Data lines:
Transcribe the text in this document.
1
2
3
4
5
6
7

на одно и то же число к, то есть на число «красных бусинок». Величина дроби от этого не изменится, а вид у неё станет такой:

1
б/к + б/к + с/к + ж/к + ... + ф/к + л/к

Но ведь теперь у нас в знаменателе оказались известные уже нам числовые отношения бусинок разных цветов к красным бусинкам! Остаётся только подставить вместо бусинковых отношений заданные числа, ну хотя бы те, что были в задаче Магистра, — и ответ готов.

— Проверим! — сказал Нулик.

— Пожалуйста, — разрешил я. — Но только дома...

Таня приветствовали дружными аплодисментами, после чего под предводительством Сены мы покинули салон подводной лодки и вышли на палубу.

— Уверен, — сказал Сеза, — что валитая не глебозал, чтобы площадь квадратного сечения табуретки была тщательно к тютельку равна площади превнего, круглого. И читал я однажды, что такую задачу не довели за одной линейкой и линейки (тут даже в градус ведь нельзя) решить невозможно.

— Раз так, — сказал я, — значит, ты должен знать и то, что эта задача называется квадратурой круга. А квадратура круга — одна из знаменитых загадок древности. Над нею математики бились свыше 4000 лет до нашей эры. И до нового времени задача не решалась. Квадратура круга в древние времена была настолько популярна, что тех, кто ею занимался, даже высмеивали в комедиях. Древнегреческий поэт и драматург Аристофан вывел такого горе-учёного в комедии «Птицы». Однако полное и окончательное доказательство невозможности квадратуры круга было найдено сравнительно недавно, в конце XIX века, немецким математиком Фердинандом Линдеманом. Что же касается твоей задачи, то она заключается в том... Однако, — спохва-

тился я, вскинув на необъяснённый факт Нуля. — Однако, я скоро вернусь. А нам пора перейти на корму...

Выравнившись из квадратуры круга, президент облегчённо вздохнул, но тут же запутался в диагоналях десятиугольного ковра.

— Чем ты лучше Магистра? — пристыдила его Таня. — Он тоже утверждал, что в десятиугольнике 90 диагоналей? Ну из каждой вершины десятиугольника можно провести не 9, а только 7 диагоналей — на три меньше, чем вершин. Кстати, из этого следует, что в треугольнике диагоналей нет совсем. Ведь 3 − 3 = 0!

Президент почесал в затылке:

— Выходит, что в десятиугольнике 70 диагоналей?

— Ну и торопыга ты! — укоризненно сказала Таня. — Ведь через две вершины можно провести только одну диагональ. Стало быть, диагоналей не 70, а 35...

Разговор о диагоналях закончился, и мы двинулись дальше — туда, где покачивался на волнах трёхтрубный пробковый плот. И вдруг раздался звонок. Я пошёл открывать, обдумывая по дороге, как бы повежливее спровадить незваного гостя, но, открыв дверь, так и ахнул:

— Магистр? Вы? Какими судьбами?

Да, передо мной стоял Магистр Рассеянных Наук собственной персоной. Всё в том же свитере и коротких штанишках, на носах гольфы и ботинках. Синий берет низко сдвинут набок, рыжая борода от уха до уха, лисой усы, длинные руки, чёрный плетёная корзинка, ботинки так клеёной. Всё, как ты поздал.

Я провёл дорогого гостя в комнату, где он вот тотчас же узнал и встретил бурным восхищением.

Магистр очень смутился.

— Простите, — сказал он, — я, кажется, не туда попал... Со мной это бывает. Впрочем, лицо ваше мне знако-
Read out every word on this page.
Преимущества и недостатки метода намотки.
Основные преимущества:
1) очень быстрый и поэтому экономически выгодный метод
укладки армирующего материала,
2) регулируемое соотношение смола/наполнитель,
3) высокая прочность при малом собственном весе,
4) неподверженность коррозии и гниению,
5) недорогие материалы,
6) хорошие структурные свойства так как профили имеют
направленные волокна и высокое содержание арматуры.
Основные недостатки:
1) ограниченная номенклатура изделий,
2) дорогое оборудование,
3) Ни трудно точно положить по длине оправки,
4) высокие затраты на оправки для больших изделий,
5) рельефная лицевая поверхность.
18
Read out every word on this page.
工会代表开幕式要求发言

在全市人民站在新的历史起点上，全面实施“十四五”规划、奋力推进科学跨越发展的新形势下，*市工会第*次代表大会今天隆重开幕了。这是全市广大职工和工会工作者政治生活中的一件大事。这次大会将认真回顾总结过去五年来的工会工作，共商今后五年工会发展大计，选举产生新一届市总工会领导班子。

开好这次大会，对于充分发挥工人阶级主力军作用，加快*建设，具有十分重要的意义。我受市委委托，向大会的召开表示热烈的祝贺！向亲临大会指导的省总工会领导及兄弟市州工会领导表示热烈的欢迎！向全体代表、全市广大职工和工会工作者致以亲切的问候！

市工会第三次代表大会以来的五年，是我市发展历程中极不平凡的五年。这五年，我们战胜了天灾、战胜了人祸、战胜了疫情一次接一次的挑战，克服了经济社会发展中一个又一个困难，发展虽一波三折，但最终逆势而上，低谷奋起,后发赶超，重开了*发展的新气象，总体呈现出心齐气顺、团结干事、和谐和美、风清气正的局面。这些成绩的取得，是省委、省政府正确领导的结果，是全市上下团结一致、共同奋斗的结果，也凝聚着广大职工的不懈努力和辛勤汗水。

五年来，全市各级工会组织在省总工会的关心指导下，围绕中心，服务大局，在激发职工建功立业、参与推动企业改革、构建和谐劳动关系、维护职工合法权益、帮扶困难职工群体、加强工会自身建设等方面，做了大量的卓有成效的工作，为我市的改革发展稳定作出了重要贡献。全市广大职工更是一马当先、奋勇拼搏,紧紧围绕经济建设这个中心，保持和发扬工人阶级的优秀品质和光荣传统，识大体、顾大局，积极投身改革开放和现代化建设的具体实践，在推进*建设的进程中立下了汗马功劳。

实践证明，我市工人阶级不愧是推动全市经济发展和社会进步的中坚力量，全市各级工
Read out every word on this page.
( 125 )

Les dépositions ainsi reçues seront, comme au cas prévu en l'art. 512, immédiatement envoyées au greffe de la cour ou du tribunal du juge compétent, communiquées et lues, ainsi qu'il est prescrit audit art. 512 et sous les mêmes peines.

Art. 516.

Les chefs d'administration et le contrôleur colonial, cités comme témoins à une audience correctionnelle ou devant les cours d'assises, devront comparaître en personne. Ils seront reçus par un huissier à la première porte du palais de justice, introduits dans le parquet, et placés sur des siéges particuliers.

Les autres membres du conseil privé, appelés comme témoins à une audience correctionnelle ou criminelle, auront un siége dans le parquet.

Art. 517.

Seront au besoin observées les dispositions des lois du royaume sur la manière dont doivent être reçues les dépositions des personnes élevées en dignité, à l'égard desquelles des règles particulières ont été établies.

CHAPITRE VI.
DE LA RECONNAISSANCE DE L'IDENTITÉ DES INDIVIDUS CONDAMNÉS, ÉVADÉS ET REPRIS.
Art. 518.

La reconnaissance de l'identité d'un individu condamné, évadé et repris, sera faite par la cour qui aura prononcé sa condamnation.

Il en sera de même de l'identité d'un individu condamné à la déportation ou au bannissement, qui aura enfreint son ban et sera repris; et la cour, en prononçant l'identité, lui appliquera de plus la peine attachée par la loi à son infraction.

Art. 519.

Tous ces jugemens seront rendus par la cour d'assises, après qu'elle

Direction: Copy every line of the data that holds the string "мной".

Response below:
Да, передо мной стоял Магистр Рассеянных Наук собственной персоной. Всё в том же свитере и коротких штанишках, на носах гольфы и ботинках. Синий берет низко сдвинут набок, рыжая борода от уха до уха, лисой усы, длинные руки, чёрный плетёная корзинка, ботинки так клеёной. Всё, как ты поздал.
— Простите, — сказал он, — я, кажется, не туда попал... Со мной это бывает. Впрочем, лицо ваше мне знако-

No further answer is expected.